WORK REQUIRED
Go through the data below and copy it exactly, skipping every picture.

Data records

+--

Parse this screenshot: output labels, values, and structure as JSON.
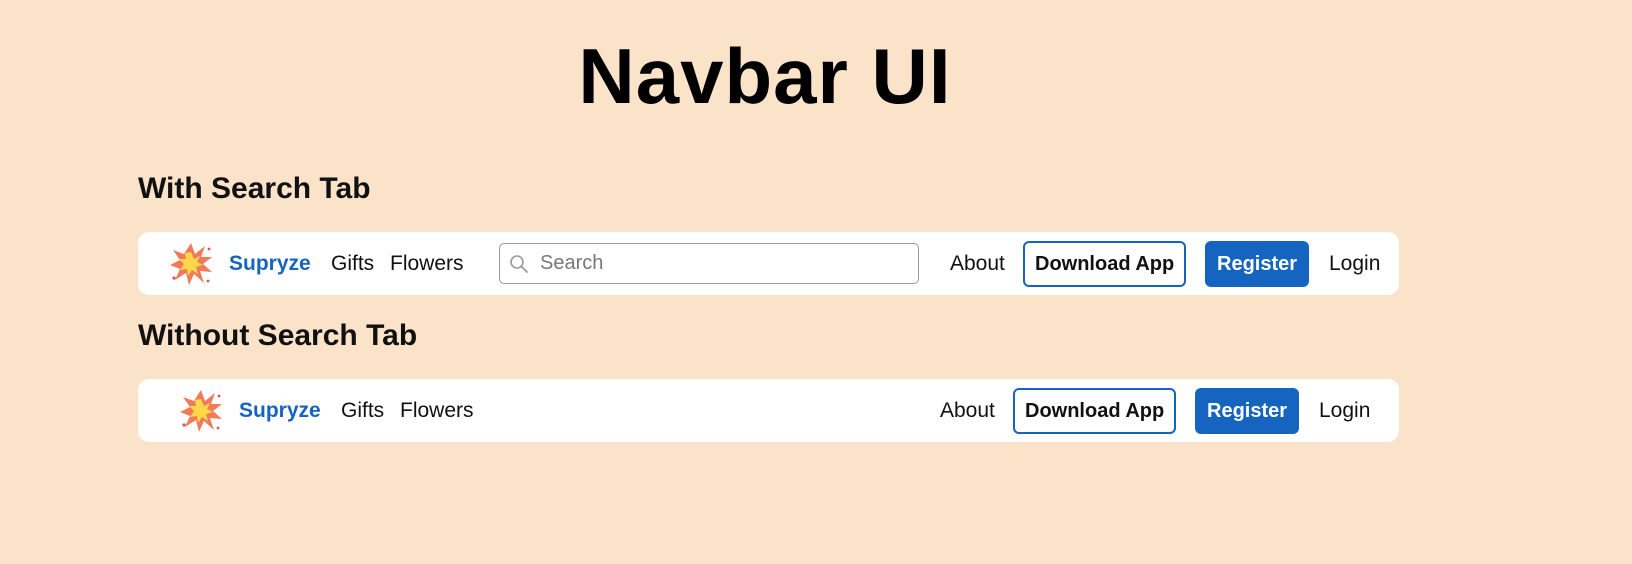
{
  "page": {
    "title": "Navbar UI"
  },
  "sections": [
    {
      "heading": "With Search Tab",
      "navbar": {
        "logo_icon": "burst-logo-icon",
        "brand": "Supryze",
        "links": [
          "Gifts",
          "Flowers"
        ],
        "search": {
          "placeholder": "Search",
          "value": "",
          "icon": "search-icon"
        },
        "about": "About",
        "download_button": "Download App",
        "register_button": "Register",
        "login": "Login"
      }
    },
    {
      "heading": "Without Search Tab",
      "navbar": {
        "logo_icon": "burst-logo-icon",
        "brand": "Supryze",
        "links": [
          "Gifts",
          "Flowers"
        ],
        "about": "About",
        "download_button": "Download App",
        "register_button": "Register",
        "login": "Login"
      }
    }
  ],
  "colors": {
    "background": "#fbe3ca",
    "navbar_bg": "#ffffff",
    "accent": "#1565c0",
    "logo_outer": "#f07a5a",
    "logo_inner": "#ffd84a"
  }
}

+--

THE OUTPUT
Parse this screenshot: output labels, values, and structure as JSON.
{
  "page": {
    "title": "Navbar UI"
  },
  "sections": [
    {
      "heading": "With Search Tab",
      "navbar": {
        "logo_icon": "burst-logo-icon",
        "brand": "Supryze",
        "links": [
          "Gifts",
          "Flowers"
        ],
        "search": {
          "placeholder": "Search",
          "value": "",
          "icon": "search-icon"
        },
        "about": "About",
        "download_button": "Download App",
        "register_button": "Register",
        "login": "Login"
      }
    },
    {
      "heading": "Without Search Tab",
      "navbar": {
        "logo_icon": "burst-logo-icon",
        "brand": "Supryze",
        "links": [
          "Gifts",
          "Flowers"
        ],
        "about": "About",
        "download_button": "Download App",
        "register_button": "Register",
        "login": "Login"
      }
    }
  ],
  "colors": {
    "background": "#fbe3ca",
    "navbar_bg": "#ffffff",
    "accent": "#1565c0",
    "logo_outer": "#f07a5a",
    "logo_inner": "#ffd84a"
  }
}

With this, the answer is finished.